**Data excerpts**
____

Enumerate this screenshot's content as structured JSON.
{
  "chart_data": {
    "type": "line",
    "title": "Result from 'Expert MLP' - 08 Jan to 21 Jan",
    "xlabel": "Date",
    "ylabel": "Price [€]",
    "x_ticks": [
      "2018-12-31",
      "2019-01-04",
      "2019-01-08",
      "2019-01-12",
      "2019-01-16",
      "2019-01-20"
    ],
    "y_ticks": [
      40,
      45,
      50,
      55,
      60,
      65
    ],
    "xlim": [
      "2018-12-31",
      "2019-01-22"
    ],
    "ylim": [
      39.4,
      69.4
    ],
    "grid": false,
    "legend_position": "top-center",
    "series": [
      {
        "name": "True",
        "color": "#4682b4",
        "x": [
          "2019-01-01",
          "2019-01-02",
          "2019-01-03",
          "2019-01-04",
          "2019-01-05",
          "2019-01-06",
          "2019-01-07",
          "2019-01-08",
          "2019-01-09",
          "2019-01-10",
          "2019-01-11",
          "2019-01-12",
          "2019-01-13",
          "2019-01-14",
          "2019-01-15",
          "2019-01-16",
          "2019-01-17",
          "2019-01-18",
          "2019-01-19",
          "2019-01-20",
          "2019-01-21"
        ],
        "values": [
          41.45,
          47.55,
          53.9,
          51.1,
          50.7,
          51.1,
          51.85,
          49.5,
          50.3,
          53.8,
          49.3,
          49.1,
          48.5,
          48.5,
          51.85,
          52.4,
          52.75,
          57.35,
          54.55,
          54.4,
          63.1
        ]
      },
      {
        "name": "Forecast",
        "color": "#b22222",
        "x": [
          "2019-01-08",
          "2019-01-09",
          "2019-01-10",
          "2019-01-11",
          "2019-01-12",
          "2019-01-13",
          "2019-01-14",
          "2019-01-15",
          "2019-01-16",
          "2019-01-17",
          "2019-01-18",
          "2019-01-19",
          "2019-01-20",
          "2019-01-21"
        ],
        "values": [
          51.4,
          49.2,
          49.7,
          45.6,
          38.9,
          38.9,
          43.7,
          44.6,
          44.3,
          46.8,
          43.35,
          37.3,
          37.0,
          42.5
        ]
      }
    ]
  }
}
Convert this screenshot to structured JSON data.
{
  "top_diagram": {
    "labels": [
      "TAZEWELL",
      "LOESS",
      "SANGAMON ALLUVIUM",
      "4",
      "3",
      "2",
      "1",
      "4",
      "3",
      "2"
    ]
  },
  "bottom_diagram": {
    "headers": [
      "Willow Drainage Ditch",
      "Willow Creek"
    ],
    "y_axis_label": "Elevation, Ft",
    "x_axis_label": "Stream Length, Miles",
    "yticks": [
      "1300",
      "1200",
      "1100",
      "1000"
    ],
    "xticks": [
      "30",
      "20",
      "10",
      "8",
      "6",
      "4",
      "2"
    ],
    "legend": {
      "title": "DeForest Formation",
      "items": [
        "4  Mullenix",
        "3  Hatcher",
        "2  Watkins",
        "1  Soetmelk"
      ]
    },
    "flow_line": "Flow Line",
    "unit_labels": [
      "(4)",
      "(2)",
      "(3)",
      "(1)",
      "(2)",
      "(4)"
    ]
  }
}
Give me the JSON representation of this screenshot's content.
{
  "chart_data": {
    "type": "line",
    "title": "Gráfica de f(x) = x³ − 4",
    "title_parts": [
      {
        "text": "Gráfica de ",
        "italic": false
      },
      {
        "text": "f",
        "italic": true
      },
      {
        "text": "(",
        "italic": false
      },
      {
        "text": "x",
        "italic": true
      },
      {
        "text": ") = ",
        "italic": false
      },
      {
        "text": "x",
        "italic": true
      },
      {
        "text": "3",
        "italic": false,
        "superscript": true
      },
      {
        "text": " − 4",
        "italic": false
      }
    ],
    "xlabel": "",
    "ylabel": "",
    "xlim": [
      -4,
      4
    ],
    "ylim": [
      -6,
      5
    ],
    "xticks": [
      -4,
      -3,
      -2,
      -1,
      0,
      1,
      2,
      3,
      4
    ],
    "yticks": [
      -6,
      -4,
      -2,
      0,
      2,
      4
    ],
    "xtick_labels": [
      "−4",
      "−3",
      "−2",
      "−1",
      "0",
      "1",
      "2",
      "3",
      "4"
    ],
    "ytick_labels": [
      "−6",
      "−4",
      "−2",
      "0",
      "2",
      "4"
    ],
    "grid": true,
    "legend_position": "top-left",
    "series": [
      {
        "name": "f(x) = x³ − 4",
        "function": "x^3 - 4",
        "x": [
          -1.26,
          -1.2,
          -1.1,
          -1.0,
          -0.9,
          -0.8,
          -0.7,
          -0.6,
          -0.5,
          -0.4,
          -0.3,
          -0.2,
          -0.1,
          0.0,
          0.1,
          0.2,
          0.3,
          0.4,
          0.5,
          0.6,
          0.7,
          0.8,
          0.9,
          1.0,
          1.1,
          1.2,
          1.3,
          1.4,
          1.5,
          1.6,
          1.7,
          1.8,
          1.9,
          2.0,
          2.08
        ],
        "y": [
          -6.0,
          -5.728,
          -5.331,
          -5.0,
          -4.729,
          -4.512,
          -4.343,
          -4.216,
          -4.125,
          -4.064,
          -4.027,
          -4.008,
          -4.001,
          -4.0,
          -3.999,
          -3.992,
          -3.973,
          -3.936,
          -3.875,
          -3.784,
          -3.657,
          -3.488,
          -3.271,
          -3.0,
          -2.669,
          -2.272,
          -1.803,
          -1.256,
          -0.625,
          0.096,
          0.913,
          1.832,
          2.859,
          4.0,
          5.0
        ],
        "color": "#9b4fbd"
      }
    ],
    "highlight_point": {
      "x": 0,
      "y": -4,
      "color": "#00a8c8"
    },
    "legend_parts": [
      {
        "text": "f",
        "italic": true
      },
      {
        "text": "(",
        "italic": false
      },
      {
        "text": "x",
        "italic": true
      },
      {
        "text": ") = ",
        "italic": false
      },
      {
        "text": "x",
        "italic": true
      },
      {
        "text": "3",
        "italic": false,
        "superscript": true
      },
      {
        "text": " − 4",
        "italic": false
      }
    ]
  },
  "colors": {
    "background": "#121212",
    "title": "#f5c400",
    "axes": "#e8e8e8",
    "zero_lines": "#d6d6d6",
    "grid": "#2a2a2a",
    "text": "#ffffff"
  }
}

____

**Exercise prompt**
Each line of the material above must be retyped precisely.

**Solution to this task**
Enumerate this screenshot's content as structured JSON.
{
  "chart_data": {
    "type": "line",
    "title": "Result from 'Expert MLP' - 08 Jan to 21 Jan",
    "xlabel": "Date",
    "ylabel": "Price [€]",
    "x_ticks": [
      "2018-12-31",
      "2019-01-04",
      "2019-01-08",
      "2019-01-12",
      "2019-01-16",
      "2019-01-20"
    ],
    "y_ticks": [
      40,
      45,
      50,
      55,
      60,
      65
    ],
    "xlim": [
      "2018-12-31",
      "2019-01-22"
    ],
    "ylim": [
      39.4,
      69.4
    ],
    "grid": false,
    "legend_position": "top-center",
    "series": [
      {
        "name": "True",
        "color": "#4682b4",
        "x": [
          "2019-01-01",
          "2019-01-02",
          "2019-01-03",
          "2019-01-04",
          "2019-01-05",
          "2019-01-06",
          "2019-01-07",
          "2019-01-08",
          "2019-01-09",
          "2019-01-10",
          "2019-01-11",
          "2019-01-12",
          "2019-01-13",
          "2019-01-14",
          "2019-01-15",
          "2019-01-16",
          "2019-01-17",
          "2019-01-18",
          "2019-01-19",
          "2019-01-20",
          "2019-01-21"
        ],
        "values": [
          41.45,
          47.55,
          53.9,
          51.1,
          50.7,
          51.1,
          51.85,
          49.5,
          50.3,
          53.8,
          49.3,
          49.1,
          48.5,
          48.5,
          51.85,
          52.4,
          52.75,
          57.35,
          54.55,
          54.4,
          63.1
        ]
      },
      {
        "name": "Forecast",
        "color": "#b22222",
        "x": [
          "2019-01-08",
          "2019-01-09",
          "2019-01-10",
          "2019-01-11",
          "2019-01-12",
          "2019-01-13",
          "2019-01-14",
          "2019-01-15",
          "2019-01-16",
          "2019-01-17",
          "2019-01-18",
          "2019-01-19",
          "2019-01-20",
          "2019-01-21"
        ],
        "values": [
          51.4,
          49.2,
          49.7,
          45.6,
          38.9,
          38.9,
          43.7,
          44.6,
          44.3,
          46.8,
          43.35,
          37.3,
          37.0,
          42.5
        ]
      }
    ]
  }
}
Convert this screenshot to structured JSON data.
{
  "top_diagram": {
    "labels": [
      "TAZEWELL",
      "LOESS",
      "SANGAMON ALLUVIUM",
      "4",
      "3",
      "2",
      "1",
      "4",
      "3",
      "2"
    ]
  },
  "bottom_diagram": {
    "headers": [
      "Willow Drainage Ditch",
      "Willow Creek"
    ],
    "y_axis_label": "Elevation, Ft",
    "x_axis_label": "Stream Length, Miles",
    "yticks": [
      "1300",
      "1200",
      "1100",
      "1000"
    ],
    "xticks": [
      "30",
      "20",
      "10",
      "8",
      "6",
      "4",
      "2"
    ],
    "legend": {
      "title": "DeForest Formation",
      "items": [
        "4  Mullenix",
        "3  Hatcher",
        "2  Watkins",
        "1  Soetmelk"
      ]
    },
    "flow_line": "Flow Line",
    "unit_labels": [
      "(4)",
      "(2)",
      "(3)",
      "(1)",
      "(2)",
      "(4)"
    ]
  }
}
Give me the JSON representation of this screenshot's content.
{
  "chart_data": {
    "type": "line",
    "title": "Gráfica de f(x) = x³ − 4",
    "title_parts": [
      {
        "text": "Gráfica de ",
        "italic": false
      },
      {
        "text": "f",
        "italic": true
      },
      {
        "text": "(",
        "italic": false
      },
      {
        "text": "x",
        "italic": true
      },
      {
        "text": ") = ",
        "italic": false
      },
      {
        "text": "x",
        "italic": true
      },
      {
        "text": "3",
        "italic": false,
        "superscript": true
      },
      {
        "text": " − 4",
        "italic": false
      }
    ],
    "xlabel": "",
    "ylabel": "",
    "xlim": [
      -4,
      4
    ],
    "ylim": [
      -6,
      5
    ],
    "xticks": [
      -4,
      -3,
      -2,
      -1,
      0,
      1,
      2,
      3,
      4
    ],
    "yticks": [
      -6,
      -4,
      -2,
      0,
      2,
      4
    ],
    "xtick_labels": [
      "−4",
      "−3",
      "−2",
      "−1",
      "0",
      "1",
      "2",
      "3",
      "4"
    ],
    "ytick_labels": [
      "−6",
      "−4",
      "−2",
      "0",
      "2",
      "4"
    ],
    "grid": true,
    "legend_position": "top-left",
    "series": [
      {
        "name": "f(x) = x³ − 4",
        "function": "x^3 - 4",
        "x": [
          -1.26,
          -1.2,
          -1.1,
          -1.0,
          -0.9,
          -0.8,
          -0.7,
          -0.6,
          -0.5,
          -0.4,
          -0.3,
          -0.2,
          -0.1,
          0.0,
          0.1,
          0.2,
          0.3,
          0.4,
          0.5,
          0.6,
          0.7,
          0.8,
          0.9,
          1.0,
          1.1,
          1.2,
          1.3,
          1.4,
          1.5,
          1.6,
          1.7,
          1.8,
          1.9,
          2.0,
          2.08
        ],
        "y": [
          -6.0,
          -5.728,
          -5.331,
          -5.0,
          -4.729,
          -4.512,
          -4.343,
          -4.216,
          -4.125,
          -4.064,
          -4.027,
          -4.008,
          -4.001,
          -4.0,
          -3.999,
          -3.992,
          -3.973,
          -3.936,
          -3.875,
          -3.784,
          -3.657,
          -3.488,
          -3.271,
          -3.0,
          -2.669,
          -2.272,
          -1.803,
          -1.256,
          -0.625,
          0.096,
          0.913,
          1.832,
          2.859,
          4.0,
          5.0
        ],
        "color": "#9b4fbd"
      }
    ],
    "highlight_point": {
      "x": 0,
      "y": -4,
      "color": "#00a8c8"
    },
    "legend_parts": [
      {
        "text": "f",
        "italic": true
      },
      {
        "text": "(",
        "italic": false
      },
      {
        "text": "x",
        "italic": true
      },
      {
        "text": ") = ",
        "italic": false
      },
      {
        "text": "x",
        "italic": true
      },
      {
        "text": "3",
        "italic": false,
        "superscript": true
      },
      {
        "text": " − 4",
        "italic": false
      }
    ]
  },
  "colors": {
    "background": "#121212",
    "title": "#f5c400",
    "axes": "#e8e8e8",
    "zero_lines": "#d6d6d6",
    "grid": "#2a2a2a",
    "text": "#ffffff"
  }
}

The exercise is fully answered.